• [TEXT]:
_ _ _

Monday, April 17, 2006

Living In The Past Again

Well Jay, I finally figured out the name of the song we used to sing in the back of the pickup truck. “Wild Thing” by The Troggs. There was another one also: “Lil Red Riding Hood” by Sam The Sham & The Pharoahs. It took several weeks but then I wasn’t concentrating on remembering the entire time. It’s best sometimes to allow these memories to arrive on their own without forcing the issue.

The nice thing about remembering is that it gives a date to the event. So many years from my past don’t have numbers in them. I remember events, I remember songs that were playing in the background when events happened. I’m terrible with dates though. So anytime a date can be verified is a personal triumph.

_ _ _

• [COLLECTED DATA]:
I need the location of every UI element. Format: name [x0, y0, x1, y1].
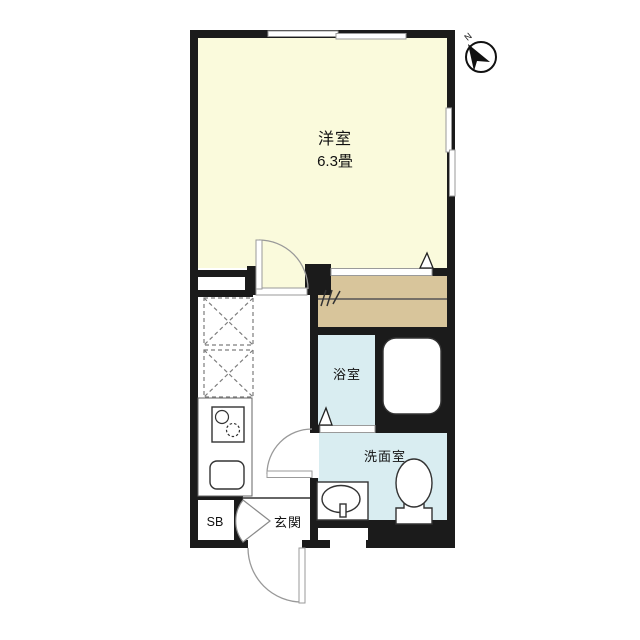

_ _ _

• [TASK INSTRUCTIONS]:
[A] List every name of a person, song, or band that appears in the blog post about remembering old songs.
[B] Go on writing the blog post about remembering old songs, picking up right after its final sentence.
The lines have nothing to do with the blog post.

• [TASK ANSWERS]:
[A] Jay, "Wild Thing," The Troggs, "Lil Red Riding Hood," Sam The Sham & The Pharoahs

[B]
The year would have been 1966. We were 11 years old. The farm truck that carried us into town for baseball games was probably a ’57 Chevy Apache. Or was it a Ford? I perfectly aware of the differences, thank you. The problem is I was surrounded by farm trucks in those days—and rode in the back of most of them either on asphalt or dusty dirt back roads. The reason I put that year on the truck is the fact that only the bosses and owners drove new trucks. The farm hands that I grew up around drove older vehicles.

My Dad drove his ’48 Chevy fat fender until the early 70’s when he finally bought a newer used truck. Hauled cotton-trailers to the gin for all those years and never put a dent on it. 6-cylinder 216 engine. Probably put well over 300,000 miles on it. Cattle whip resting on the back of the seat. A tool box ever-present in the bed. There was probably never a time when you wouldn’t be able to find some baling wire in the back; no farm hand was ever without baling wire, one of the handiest repair tools ever.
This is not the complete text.